[Provided records]

■ ■ ■ ■

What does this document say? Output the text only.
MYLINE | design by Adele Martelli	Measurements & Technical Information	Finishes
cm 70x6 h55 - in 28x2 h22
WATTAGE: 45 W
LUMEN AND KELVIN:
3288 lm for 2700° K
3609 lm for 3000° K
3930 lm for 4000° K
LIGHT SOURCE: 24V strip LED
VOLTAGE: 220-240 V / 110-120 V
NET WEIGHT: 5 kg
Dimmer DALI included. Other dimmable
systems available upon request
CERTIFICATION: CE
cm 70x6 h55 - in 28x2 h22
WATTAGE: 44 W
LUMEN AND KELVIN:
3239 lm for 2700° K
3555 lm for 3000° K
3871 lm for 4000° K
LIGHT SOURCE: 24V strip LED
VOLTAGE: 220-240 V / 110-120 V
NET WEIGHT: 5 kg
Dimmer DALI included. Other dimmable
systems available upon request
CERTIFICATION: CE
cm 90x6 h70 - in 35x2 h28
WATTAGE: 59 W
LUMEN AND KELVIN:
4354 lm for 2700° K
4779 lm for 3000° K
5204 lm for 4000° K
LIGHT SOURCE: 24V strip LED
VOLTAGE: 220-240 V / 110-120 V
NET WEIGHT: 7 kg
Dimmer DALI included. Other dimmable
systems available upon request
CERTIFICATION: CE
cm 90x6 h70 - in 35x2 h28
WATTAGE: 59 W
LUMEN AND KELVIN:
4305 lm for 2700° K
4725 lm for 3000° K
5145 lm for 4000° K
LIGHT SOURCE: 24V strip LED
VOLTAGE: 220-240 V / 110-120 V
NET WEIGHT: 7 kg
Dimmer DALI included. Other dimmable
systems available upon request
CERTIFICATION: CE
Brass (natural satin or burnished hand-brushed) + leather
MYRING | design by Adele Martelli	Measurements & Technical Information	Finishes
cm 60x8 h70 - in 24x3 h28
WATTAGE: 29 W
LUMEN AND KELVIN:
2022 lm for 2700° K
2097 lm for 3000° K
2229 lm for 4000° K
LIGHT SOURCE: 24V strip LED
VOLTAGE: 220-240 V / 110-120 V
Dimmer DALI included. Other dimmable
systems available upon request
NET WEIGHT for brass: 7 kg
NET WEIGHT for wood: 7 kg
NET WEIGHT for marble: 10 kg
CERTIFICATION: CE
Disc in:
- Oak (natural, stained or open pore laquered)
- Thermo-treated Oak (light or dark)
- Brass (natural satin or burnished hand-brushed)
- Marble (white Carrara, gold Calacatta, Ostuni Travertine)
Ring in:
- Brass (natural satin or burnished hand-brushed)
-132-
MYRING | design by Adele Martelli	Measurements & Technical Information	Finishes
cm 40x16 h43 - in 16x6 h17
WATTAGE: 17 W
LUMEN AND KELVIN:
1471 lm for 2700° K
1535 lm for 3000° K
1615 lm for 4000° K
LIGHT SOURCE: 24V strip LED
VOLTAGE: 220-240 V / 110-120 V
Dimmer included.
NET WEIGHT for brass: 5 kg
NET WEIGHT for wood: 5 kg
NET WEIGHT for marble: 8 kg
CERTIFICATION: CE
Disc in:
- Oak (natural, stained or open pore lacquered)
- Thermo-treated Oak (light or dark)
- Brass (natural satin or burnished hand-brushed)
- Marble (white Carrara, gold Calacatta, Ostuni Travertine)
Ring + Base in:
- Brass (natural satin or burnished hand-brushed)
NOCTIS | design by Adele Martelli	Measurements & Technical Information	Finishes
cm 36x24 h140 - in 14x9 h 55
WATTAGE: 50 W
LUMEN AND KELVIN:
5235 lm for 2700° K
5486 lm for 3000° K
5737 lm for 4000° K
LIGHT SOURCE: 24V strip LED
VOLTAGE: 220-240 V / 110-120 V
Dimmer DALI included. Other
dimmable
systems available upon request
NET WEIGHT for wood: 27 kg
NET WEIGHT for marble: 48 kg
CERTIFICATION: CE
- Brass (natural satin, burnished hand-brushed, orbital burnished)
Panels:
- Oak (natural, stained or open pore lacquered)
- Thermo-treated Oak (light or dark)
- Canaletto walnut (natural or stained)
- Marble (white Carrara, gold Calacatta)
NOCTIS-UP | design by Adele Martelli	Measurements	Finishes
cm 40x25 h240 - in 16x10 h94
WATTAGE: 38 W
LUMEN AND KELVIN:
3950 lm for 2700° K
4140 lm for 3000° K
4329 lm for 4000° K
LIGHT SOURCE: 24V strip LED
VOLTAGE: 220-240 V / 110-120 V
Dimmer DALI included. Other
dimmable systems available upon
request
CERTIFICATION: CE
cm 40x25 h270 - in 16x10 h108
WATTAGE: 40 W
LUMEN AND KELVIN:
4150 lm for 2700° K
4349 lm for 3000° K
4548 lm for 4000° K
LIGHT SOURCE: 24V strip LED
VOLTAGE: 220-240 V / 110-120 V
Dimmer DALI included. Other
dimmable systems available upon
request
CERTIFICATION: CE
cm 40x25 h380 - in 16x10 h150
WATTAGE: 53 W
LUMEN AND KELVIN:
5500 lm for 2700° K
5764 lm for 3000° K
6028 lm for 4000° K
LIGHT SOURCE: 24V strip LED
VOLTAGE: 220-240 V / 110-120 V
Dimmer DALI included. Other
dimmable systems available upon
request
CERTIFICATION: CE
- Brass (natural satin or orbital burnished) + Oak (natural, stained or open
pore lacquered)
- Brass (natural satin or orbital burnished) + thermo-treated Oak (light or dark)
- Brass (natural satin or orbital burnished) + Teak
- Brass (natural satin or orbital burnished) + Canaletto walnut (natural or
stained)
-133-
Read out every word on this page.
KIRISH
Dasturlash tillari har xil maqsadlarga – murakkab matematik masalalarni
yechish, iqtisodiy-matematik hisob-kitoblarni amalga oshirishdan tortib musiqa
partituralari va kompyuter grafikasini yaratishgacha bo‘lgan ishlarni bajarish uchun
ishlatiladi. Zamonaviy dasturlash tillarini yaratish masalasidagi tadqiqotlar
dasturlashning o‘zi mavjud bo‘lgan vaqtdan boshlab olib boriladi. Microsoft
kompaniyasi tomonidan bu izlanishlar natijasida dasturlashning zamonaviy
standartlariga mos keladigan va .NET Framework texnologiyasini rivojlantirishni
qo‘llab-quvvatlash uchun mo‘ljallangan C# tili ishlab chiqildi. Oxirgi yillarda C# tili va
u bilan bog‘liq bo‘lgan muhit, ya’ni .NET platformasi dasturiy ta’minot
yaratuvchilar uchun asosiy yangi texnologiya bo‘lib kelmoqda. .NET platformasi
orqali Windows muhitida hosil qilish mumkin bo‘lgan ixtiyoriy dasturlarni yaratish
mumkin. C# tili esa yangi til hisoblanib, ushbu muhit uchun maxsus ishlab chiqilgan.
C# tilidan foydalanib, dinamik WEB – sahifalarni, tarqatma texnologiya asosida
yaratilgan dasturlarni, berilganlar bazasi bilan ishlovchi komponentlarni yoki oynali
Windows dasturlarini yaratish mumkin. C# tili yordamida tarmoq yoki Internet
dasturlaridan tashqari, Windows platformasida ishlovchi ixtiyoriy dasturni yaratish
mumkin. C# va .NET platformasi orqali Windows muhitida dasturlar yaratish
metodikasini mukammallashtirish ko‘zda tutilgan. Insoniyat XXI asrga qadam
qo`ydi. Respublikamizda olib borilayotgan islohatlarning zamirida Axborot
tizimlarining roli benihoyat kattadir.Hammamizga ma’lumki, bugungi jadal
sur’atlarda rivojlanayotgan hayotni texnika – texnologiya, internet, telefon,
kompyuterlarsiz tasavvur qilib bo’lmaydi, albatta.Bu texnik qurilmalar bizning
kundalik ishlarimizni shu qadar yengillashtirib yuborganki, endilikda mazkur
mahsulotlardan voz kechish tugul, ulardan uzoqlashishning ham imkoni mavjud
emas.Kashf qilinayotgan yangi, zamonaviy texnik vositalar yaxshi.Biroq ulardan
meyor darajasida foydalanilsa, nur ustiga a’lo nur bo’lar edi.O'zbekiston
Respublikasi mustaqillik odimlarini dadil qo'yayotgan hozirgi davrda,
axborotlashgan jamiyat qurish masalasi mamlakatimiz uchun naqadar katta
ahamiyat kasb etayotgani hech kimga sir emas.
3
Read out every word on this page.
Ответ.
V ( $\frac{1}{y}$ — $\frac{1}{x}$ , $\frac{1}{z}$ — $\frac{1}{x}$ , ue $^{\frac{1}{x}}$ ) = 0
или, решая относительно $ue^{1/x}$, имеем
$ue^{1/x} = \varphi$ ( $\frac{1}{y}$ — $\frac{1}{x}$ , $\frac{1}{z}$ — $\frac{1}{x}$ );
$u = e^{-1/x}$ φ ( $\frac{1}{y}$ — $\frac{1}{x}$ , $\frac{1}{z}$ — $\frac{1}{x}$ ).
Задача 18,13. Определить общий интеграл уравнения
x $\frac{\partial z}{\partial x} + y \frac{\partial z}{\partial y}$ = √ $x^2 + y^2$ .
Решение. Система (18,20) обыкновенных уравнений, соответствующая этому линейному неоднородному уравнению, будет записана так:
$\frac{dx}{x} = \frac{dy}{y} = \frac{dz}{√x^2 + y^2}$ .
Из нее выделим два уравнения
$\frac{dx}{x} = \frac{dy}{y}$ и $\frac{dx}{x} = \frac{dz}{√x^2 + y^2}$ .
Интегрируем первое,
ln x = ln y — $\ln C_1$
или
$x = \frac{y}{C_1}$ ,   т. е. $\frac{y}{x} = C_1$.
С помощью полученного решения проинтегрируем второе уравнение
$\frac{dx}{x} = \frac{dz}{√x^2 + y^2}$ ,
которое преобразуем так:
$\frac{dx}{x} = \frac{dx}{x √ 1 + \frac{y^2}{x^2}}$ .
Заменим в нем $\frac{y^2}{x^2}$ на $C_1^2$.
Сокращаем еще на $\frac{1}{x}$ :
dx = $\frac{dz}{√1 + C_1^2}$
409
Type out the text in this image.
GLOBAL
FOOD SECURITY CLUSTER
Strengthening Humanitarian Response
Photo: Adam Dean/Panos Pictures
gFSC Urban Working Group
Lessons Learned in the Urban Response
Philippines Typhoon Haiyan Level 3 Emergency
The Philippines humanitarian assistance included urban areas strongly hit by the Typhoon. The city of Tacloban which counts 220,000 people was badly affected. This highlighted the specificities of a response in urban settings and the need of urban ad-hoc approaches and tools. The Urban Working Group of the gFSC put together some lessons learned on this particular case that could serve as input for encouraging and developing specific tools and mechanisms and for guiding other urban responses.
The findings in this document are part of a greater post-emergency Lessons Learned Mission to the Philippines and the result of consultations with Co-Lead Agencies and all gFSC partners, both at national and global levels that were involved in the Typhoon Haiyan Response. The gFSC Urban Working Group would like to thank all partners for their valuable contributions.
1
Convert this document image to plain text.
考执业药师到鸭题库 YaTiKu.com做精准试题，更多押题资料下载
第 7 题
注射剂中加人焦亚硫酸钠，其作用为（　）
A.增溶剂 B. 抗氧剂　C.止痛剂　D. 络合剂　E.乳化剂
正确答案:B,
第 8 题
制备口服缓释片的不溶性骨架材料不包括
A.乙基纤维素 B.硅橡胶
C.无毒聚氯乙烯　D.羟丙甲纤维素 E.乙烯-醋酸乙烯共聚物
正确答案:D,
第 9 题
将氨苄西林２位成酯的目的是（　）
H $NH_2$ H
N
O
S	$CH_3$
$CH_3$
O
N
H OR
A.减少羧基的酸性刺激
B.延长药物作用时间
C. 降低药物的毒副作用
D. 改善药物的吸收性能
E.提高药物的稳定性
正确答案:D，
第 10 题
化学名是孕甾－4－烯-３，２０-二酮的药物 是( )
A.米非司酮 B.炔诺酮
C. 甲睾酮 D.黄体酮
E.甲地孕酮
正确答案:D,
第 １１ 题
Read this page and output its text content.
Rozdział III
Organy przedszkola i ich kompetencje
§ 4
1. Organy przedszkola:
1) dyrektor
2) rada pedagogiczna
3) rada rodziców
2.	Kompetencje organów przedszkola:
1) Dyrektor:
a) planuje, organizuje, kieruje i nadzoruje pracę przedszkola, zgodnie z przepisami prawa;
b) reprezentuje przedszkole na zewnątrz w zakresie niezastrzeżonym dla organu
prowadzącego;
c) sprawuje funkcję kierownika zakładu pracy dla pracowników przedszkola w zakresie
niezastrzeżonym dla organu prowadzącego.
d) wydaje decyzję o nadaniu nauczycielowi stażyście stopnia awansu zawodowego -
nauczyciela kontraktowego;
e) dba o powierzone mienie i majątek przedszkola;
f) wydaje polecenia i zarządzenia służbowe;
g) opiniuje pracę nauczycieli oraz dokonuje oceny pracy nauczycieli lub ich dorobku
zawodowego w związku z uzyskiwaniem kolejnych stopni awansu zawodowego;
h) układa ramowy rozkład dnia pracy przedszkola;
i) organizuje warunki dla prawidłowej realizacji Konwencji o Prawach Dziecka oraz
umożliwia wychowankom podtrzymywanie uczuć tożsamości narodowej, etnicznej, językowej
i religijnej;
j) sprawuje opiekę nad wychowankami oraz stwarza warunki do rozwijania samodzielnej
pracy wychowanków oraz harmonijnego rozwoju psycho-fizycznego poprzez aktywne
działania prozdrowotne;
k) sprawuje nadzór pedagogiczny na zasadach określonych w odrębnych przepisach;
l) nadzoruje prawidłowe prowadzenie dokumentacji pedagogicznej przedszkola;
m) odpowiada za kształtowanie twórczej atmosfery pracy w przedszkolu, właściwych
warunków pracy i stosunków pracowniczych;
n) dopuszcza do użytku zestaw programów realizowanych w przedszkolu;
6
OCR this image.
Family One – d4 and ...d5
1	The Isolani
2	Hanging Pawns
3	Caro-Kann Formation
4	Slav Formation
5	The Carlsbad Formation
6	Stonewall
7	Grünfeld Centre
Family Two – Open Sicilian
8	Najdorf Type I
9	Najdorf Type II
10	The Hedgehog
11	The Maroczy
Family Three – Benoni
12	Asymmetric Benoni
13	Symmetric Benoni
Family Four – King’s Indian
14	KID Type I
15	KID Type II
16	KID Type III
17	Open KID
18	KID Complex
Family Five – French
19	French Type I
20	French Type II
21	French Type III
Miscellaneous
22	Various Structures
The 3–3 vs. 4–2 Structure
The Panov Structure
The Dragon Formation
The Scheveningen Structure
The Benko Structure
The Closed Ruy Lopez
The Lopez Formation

■ ■ ■ ■

[What the exercise asks]
Pull out every line holding "organizuje" from the records above, and copy it.

[Output below]
a) planuje, organizuje, kieruje i nadzoruje pracę przedszkola, zgodnie z przepisami prawa;
i) organizuje warunki dla prawidłowej realizacji Konwencji o Prawach Dziecka oraz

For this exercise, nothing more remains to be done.